## GIVEN PROBLEM
Please edit the rows from the start through the line with "chimney-figure (676, 148, 926, 328)", replacing "jade" with "pendant" and keeping everything else unchanged.
======== MATERIAL TO PROCESS ========
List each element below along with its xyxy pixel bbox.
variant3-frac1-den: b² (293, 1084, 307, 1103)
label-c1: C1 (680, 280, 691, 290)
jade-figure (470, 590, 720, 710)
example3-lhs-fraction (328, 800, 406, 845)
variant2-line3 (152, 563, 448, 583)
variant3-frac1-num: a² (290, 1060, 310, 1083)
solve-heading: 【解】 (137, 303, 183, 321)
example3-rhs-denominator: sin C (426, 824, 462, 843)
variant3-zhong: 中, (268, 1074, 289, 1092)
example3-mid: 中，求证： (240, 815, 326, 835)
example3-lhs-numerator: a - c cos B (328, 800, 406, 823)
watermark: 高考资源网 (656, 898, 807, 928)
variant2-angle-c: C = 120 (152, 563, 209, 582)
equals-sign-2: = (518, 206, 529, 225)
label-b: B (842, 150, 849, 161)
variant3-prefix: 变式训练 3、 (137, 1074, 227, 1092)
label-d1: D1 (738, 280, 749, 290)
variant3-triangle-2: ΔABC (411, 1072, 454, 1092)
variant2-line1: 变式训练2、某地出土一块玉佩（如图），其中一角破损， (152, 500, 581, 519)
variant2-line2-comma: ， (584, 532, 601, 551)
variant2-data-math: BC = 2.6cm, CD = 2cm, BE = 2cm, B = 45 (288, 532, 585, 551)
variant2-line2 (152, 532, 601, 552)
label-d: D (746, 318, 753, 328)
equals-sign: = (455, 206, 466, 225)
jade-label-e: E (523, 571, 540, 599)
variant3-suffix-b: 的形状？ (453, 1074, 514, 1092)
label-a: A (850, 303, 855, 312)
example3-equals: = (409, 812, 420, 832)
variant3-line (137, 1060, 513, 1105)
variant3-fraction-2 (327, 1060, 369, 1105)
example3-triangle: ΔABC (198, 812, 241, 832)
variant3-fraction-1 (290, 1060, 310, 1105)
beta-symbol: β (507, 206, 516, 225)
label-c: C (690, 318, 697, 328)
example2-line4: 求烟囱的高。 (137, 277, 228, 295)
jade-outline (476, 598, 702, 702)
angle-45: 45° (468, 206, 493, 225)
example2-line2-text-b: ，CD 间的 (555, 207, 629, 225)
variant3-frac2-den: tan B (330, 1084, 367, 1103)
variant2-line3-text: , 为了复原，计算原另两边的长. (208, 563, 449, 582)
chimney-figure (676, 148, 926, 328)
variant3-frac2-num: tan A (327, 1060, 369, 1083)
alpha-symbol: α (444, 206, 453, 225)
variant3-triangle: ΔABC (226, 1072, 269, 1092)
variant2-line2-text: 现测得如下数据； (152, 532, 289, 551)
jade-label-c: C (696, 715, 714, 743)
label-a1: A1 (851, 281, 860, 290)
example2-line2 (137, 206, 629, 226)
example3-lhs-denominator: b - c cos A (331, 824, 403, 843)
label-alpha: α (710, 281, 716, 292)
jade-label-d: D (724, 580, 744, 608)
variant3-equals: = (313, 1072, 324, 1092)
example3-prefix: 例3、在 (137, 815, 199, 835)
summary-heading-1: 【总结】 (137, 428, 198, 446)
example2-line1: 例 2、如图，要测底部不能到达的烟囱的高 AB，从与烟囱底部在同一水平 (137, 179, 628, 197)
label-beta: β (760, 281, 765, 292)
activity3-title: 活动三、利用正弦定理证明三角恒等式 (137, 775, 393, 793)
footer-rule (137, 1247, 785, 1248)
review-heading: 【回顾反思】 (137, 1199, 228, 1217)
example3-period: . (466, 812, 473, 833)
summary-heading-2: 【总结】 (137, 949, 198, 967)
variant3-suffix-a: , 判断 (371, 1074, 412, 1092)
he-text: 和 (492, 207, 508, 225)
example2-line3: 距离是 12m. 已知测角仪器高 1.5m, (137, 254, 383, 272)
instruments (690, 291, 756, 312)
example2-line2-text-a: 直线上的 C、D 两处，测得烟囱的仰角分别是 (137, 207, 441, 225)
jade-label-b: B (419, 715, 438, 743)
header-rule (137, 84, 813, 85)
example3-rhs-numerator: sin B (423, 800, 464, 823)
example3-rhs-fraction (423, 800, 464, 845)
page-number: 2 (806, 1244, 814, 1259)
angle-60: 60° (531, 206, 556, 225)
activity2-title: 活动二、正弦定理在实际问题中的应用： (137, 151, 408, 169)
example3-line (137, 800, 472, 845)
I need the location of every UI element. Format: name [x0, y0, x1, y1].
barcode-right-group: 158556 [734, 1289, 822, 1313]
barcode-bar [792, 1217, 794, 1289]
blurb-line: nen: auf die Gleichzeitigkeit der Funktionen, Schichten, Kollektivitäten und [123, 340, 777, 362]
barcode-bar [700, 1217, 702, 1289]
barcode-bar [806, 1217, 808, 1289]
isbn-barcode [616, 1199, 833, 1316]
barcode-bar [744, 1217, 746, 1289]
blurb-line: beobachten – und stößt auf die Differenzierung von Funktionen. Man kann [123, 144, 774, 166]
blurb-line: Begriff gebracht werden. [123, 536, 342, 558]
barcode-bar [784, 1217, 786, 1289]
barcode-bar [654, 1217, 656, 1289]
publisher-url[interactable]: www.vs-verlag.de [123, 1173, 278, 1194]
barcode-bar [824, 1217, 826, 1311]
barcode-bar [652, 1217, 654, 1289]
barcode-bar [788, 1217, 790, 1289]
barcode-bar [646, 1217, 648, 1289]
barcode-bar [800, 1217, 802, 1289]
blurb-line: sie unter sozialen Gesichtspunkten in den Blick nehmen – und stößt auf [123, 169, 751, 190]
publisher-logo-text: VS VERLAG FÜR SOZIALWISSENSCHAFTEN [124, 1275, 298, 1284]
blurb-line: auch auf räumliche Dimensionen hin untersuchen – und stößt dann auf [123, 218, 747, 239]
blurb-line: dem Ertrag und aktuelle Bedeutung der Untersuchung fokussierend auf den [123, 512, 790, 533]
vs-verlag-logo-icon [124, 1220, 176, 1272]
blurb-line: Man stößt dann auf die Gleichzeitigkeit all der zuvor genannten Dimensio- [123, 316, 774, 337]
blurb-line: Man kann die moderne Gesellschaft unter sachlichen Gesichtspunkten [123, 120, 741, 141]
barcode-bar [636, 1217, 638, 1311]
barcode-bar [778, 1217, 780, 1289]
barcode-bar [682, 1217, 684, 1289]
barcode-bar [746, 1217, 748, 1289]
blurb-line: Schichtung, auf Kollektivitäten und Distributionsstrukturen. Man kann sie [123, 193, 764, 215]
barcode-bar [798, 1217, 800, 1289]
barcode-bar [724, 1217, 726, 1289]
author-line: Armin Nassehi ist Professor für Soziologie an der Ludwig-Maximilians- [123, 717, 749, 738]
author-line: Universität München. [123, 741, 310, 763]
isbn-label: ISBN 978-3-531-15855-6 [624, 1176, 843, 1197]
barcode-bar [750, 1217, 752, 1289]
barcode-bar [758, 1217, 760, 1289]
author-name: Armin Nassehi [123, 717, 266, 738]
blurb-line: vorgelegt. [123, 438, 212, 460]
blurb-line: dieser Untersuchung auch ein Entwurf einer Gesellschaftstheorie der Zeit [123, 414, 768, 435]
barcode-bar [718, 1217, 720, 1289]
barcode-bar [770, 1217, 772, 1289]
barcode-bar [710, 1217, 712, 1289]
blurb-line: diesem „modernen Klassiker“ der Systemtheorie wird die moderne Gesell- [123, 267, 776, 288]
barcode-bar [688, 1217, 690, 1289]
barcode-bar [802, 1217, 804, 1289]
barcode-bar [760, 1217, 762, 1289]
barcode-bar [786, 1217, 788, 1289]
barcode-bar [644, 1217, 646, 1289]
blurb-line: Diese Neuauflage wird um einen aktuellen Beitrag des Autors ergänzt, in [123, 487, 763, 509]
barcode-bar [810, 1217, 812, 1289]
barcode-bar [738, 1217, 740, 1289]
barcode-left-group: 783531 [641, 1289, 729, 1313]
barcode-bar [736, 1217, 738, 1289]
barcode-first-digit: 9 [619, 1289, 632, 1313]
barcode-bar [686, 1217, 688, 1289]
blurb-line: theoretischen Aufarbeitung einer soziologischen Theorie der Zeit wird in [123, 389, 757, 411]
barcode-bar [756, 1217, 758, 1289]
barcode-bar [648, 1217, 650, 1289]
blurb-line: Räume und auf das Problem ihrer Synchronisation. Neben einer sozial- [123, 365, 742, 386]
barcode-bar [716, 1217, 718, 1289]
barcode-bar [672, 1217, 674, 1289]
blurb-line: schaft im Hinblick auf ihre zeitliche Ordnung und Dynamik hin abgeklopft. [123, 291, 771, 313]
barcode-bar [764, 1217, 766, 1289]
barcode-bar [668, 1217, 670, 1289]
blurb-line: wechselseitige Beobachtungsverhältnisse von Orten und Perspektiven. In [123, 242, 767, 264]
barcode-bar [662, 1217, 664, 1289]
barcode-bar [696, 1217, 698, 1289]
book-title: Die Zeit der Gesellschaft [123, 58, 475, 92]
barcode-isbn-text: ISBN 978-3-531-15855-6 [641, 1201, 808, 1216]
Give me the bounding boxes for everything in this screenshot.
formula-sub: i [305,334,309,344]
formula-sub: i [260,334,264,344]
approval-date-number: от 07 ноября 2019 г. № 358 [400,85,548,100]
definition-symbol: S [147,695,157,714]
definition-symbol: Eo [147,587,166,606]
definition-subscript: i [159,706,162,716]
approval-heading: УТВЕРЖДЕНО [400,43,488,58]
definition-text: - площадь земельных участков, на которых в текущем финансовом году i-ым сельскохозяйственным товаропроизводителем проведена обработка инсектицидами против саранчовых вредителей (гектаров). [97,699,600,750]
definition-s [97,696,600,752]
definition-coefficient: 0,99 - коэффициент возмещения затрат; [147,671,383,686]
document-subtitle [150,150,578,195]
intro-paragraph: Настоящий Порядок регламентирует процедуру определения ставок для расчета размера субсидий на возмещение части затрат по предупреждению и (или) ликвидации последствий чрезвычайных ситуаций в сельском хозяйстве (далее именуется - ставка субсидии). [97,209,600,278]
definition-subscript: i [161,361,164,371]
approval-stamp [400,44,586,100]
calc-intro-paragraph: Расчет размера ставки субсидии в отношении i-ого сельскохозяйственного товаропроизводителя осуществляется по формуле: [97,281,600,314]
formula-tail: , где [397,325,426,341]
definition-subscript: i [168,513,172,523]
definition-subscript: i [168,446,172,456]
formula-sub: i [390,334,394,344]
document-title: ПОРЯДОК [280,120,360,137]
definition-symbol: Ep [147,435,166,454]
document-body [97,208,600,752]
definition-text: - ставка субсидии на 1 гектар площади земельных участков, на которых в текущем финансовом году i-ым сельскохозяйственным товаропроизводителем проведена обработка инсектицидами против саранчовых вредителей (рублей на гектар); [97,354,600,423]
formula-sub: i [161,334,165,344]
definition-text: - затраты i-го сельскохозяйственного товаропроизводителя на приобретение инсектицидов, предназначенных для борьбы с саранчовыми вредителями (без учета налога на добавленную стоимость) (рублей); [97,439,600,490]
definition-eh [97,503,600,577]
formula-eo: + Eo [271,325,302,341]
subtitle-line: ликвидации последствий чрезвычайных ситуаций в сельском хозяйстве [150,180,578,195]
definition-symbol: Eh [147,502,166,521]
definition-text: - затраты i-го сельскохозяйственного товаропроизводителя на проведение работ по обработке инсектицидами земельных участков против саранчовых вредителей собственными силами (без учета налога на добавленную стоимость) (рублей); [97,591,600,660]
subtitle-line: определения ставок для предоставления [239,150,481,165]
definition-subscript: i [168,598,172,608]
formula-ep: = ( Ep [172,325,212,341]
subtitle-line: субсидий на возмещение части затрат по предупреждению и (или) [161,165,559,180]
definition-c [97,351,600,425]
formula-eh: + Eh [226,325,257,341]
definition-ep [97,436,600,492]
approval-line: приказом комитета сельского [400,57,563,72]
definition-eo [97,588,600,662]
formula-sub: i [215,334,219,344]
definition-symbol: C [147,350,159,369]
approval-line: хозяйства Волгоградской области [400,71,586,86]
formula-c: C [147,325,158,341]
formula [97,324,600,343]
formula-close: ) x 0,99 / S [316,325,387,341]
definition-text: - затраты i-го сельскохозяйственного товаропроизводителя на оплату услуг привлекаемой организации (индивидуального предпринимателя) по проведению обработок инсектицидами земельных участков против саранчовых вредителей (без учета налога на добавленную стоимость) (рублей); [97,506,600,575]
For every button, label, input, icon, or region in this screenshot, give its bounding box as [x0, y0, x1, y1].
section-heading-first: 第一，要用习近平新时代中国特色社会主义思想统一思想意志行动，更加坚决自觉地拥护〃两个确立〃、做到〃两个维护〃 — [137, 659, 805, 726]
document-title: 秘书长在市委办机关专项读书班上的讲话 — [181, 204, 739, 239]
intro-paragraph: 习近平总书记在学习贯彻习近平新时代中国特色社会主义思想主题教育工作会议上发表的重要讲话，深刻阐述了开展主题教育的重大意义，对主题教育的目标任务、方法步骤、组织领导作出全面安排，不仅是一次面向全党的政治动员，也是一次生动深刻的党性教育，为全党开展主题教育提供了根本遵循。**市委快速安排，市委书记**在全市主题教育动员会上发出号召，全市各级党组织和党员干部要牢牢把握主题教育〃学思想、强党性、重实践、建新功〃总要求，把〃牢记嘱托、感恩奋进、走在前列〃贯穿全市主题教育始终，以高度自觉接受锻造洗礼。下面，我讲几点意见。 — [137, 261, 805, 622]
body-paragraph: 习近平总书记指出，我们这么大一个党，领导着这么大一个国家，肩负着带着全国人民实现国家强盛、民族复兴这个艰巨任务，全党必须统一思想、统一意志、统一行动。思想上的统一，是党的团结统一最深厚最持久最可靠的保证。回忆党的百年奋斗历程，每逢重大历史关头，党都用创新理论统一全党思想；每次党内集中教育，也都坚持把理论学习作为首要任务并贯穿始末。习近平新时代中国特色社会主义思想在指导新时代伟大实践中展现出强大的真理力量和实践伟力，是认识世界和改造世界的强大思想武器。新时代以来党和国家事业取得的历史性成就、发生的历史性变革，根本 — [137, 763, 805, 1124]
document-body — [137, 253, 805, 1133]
========
## WRITTEN ANSWER
List each element below along with its xyxy pixel bbox.
variant3-frac1-den: b² (293, 1084, 307, 1103)
label-c1: C1 (680, 280, 691, 290)
pendant-figure (470, 590, 720, 710)
example3-lhs-fraction (328, 800, 406, 845)
variant2-line3 (152, 563, 448, 583)
variant3-frac1-num: a² (290, 1060, 310, 1083)
solve-heading: 【解】 (137, 303, 183, 321)
example3-rhs-denominator: sin C (426, 824, 462, 843)
variant3-zhong: 中, (268, 1074, 289, 1092)
example3-mid: 中，求证： (240, 815, 326, 835)
example3-lhs-numerator: a - c cos B (328, 800, 406, 823)
watermark: 高考资源网 (656, 898, 807, 928)
variant2-angle-c: C = 120 (152, 563, 209, 582)
equals-sign-2: = (518, 206, 529, 225)
label-b: B (842, 150, 849, 161)
variant3-prefix: 变式训练 3、 (137, 1074, 227, 1092)
label-d1: D1 (738, 280, 749, 290)
variant3-triangle-2: ΔABC (411, 1072, 454, 1092)
variant2-line1: 变式训练2、某地出土一块玉佩（如图），其中一角破损， (152, 500, 581, 519)
variant2-line2-comma: ， (584, 532, 601, 551)
variant2-data-math: BC = 2.6cm, CD = 2cm, BE = 2cm, B = 45 (288, 532, 585, 551)
variant2-line2 (152, 532, 601, 552)
label-d: D (746, 318, 753, 328)
equals-sign: = (455, 206, 466, 225)
pendant-label-e: E (523, 571, 540, 599)
variant3-suffix-b: 的形状？ (453, 1074, 514, 1092)
label-a: A (850, 303, 855, 312)
example3-equals: = (409, 812, 420, 832)
variant3-line (137, 1060, 513, 1105)
variant3-fraction-2 (327, 1060, 369, 1105)
example3-triangle: ΔABC (198, 812, 241, 832)
variant3-fraction-1 (290, 1060, 310, 1105)
beta-symbol: β (507, 206, 516, 225)
label-c: C (690, 318, 697, 328)
example2-line4: 求烟囱的高。 (137, 277, 228, 295)
pendant-outline (476, 598, 702, 702)
angle-45: 45° (468, 206, 493, 225)
example2-line2-text-b: ，CD 间的 (555, 207, 629, 225)
variant3-frac2-den: tan B (330, 1084, 367, 1103)
variant2-line3-text: , 为了复原，计算原另两边的长. (208, 563, 449, 582)
chimney-figure (676, 148, 926, 328)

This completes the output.